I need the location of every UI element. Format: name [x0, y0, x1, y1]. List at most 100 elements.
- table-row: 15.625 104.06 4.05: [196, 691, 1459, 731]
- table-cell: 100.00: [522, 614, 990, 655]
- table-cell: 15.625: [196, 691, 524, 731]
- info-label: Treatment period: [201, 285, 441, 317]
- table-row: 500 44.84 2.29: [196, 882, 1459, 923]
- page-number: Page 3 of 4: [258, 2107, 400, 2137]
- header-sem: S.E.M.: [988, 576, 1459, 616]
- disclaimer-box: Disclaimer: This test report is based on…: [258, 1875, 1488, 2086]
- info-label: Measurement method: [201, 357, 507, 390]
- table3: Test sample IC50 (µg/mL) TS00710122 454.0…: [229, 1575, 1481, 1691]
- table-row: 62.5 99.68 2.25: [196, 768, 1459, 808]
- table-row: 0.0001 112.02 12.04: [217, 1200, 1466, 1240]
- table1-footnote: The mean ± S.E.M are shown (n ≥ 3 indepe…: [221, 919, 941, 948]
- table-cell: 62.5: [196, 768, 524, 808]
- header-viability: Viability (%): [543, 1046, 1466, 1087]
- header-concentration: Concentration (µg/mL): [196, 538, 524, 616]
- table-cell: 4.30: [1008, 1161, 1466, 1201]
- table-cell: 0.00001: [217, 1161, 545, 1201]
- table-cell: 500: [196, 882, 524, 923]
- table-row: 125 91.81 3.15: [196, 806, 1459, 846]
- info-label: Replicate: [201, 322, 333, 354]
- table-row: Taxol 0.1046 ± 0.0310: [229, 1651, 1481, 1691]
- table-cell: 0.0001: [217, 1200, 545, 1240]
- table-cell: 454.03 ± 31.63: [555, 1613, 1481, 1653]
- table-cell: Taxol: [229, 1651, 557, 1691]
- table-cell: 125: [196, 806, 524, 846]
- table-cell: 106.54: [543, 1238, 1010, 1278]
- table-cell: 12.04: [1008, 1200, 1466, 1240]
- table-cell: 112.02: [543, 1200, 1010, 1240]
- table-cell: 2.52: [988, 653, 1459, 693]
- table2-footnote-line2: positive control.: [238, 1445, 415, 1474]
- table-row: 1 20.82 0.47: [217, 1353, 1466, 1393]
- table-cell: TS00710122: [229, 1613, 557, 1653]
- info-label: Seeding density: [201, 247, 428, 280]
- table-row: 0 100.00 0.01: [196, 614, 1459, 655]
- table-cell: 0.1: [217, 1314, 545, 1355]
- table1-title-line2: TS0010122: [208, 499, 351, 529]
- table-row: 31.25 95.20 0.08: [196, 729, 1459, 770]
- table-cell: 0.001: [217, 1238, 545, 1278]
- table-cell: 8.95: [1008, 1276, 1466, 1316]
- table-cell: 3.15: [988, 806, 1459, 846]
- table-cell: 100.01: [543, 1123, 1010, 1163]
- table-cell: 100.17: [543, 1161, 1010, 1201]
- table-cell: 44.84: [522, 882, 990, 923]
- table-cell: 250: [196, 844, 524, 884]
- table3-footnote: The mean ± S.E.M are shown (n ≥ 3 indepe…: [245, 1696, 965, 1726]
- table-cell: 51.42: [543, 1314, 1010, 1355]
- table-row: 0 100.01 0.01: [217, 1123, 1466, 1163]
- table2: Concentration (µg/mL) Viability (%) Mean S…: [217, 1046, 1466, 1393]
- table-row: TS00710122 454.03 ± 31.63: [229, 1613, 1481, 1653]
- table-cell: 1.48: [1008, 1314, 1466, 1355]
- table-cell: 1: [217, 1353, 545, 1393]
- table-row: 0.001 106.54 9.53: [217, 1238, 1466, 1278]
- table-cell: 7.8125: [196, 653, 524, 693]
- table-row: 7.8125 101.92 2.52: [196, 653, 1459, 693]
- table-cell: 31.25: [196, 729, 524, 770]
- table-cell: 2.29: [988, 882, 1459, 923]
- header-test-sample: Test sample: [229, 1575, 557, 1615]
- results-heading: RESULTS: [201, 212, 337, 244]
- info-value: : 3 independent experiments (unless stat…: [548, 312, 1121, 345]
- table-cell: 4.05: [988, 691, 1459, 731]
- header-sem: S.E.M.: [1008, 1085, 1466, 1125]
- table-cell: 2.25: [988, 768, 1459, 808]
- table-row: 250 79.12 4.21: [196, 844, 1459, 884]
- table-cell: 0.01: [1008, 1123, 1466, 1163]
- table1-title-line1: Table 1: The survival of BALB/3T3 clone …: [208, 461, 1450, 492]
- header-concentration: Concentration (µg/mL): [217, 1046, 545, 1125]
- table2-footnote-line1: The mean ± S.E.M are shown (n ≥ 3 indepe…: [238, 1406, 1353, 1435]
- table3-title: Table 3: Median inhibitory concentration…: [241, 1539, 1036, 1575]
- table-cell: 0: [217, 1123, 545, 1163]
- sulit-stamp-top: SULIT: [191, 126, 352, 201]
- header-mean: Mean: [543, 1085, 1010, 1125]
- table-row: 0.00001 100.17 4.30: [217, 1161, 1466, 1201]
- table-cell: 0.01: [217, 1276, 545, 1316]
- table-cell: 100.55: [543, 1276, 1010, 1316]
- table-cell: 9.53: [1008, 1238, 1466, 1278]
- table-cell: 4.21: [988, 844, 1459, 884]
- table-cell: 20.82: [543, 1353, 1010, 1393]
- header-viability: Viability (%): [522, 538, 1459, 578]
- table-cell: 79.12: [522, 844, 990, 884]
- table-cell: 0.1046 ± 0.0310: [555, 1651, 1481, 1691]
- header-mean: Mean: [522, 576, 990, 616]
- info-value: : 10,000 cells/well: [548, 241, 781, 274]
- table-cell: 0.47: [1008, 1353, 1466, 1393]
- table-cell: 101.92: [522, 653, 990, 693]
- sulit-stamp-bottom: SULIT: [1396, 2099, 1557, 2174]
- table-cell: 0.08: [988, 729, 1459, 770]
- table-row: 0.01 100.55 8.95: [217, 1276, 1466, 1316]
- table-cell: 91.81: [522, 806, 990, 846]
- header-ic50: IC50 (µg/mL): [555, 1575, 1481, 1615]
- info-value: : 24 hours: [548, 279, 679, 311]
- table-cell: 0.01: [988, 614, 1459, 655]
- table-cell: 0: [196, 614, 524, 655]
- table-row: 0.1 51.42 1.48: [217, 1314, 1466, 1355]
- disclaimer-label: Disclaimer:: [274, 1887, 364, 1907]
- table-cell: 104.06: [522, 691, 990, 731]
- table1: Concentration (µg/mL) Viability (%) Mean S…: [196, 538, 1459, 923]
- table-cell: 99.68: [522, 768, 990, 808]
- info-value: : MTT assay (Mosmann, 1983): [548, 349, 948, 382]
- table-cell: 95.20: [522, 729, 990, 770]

● ● ● ●

Directions
Note each line above that holds "Viability", then copy all of them.

Task result
- header-viability: Viability (%): [543, 1046, 1466, 1087]
- table2: Concentration (µg/mL) Viability (%) Mean S…: [217, 1046, 1466, 1393]
- header-viability: Viability (%): [522, 538, 1459, 578]
- table1: Concentration (µg/mL) Viability (%) Mean S…: [196, 538, 1459, 923]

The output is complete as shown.